Each record below should be repeated precisely as written.
········
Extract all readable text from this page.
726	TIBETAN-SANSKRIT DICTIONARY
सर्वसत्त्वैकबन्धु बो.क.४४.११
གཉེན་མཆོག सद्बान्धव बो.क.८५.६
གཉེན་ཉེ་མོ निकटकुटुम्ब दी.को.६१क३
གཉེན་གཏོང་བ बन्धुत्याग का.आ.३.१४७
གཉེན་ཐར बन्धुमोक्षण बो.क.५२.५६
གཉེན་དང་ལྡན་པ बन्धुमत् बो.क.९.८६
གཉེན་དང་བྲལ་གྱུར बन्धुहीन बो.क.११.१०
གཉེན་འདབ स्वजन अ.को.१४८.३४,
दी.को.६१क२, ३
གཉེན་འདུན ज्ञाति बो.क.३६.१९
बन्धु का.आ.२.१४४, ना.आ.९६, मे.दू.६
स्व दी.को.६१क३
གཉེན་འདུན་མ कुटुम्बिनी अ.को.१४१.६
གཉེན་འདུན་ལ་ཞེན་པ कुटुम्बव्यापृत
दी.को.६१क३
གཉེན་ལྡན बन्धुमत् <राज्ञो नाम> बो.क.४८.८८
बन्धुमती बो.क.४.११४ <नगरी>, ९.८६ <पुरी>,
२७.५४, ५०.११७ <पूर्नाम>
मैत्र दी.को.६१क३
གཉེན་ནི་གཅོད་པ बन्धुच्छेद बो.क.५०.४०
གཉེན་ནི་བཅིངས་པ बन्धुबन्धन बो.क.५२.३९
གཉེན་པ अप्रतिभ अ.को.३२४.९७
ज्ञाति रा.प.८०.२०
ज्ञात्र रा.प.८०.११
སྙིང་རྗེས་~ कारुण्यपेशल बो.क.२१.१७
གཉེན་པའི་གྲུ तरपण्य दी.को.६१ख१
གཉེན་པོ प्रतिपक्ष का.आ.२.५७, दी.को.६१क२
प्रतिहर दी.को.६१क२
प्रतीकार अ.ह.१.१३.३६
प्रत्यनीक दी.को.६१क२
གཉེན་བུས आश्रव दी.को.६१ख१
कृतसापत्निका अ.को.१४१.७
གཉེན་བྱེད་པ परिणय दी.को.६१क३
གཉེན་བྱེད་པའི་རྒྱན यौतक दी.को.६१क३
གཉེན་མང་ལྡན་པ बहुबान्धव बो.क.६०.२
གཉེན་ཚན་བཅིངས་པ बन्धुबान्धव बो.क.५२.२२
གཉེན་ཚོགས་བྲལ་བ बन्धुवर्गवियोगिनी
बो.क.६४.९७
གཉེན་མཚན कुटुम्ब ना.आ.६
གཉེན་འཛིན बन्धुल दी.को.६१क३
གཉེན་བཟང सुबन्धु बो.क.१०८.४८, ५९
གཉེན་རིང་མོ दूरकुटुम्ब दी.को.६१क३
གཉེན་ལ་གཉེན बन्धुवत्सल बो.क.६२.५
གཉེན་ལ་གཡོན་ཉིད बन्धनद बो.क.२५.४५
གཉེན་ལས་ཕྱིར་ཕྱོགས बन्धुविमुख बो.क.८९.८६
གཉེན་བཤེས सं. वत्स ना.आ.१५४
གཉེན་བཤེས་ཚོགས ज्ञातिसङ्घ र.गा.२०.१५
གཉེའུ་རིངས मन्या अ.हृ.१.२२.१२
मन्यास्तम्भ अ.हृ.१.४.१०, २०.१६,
········
▶ **Response**:
Extract all readable text from this page.
726	TIBETAN-SANSKRIT DICTIONARY
सर्वसत्त्वैकबन्धु बो.क.४४.११
གཉེན་མཆོག सद्बान्धव बो.क.८५.६
གཉེན་ཉེ་མོ निकटकुटुम्ब दी.को.६१क३
གཉེན་གཏོང་བ बन्धुत्याग का.आ.३.१४७
གཉེན་ཐར बन्धुमोक्षण बो.क.५२.५६
གཉེན་དང་ལྡན་པ बन्धुमत् बो.क.९.८६
གཉེན་དང་བྲལ་གྱུར बन्धुहीन बो.क.११.१०
གཉེན་འདབ स्वजन अ.को.१४८.३४,
दी.को.६१क२, ३
གཉེན་འདུན ज्ञाति बो.क.३६.१९
बन्धु का.आ.२.१४४, ना.आ.९६, मे.दू.६
स्व दी.को.६१क३
གཉེན་འདུན་མ कुटुम्बिनी अ.को.१४१.६
གཉེན་འདུན་ལ་ཞེན་པ कुटुम्बव्यापृत
दी.को.६१क३
གཉེན་ལྡན बन्धुमत् <राज्ञो नाम> बो.क.४८.८८
बन्धुमती बो.क.४.११४ <नगरी>, ९.८६ <पुरी>,
२७.५४, ५०.११७ <पूर्नाम>
मैत्र दी.को.६१क३
གཉེན་ནི་གཅོད་པ बन्धुच्छेद बो.क.५०.४०
གཉེན་ནི་བཅིངས་པ बन्धुबन्धन बो.क.५२.३९
གཉེན་པ अप्रतिभ अ.को.३२४.९७
ज्ञाति रा.प.८०.२०
ज्ञात्र रा.प.८०.११
སྙིང་རྗེས་~ कारुण्यपेशल बो.क.२१.१७
གཉེན་པའི་གྲུ तरपण्य दी.को.६१ख१
གཉེན་པོ प्रतिपक्ष का.आ.२.५७, दी.को.६१क२
प्रतिहर दी.को.६१क२
प्रतीकार अ.ह.१.१३.३६
प्रत्यनीक दी.को.६१क२
གཉེན་བུས आश्रव दी.को.६१ख१
कृतसापत्निका अ.को.१४१.७
གཉེན་བྱེད་པ परिणय दी.को.६१क३
གཉེན་བྱེད་པའི་རྒྱན यौतक दी.को.६१क३
གཉེན་མང་ལྡན་པ बहुबान्धव बो.क.६०.२
གཉེན་ཚན་བཅིངས་པ बन्धुबान्धव बो.क.५२.२२
གཉེན་ཚོགས་བྲལ་བ बन्धुवर्गवियोगिनी
बो.क.६४.९७
གཉེན་མཚན कुटुम्ब ना.आ.६
གཉེན་འཛིན बन्धुल दी.को.६१क३
གཉེན་བཟང सुबन्धु बो.क.१०८.४८, ५९
གཉེན་རིང་མོ दूरकुटुम्ब दी.को.६१क३
གཉེན་ལ་གཉེན बन्धुवत्सल बो.क.६२.५
གཉེན་ལ་གཡོན་ཉིད बन्धनद बो.क.२५.४५
གཉེན་ལས་ཕྱིར་ཕྱོགས बन्धुविमुख बो.क.८९.८६
གཉེན་བཤེས सं. वत्स ना.आ.१५४
གཉེན་བཤེས་ཚོགས ज्ञातिसङ्घ र.गा.२०.१५
གཉེའུ་རིངས मन्या अ.हृ.१.२२.१२
मन्यास्तम्भ अ.हृ.१.४.१०, २०.१६,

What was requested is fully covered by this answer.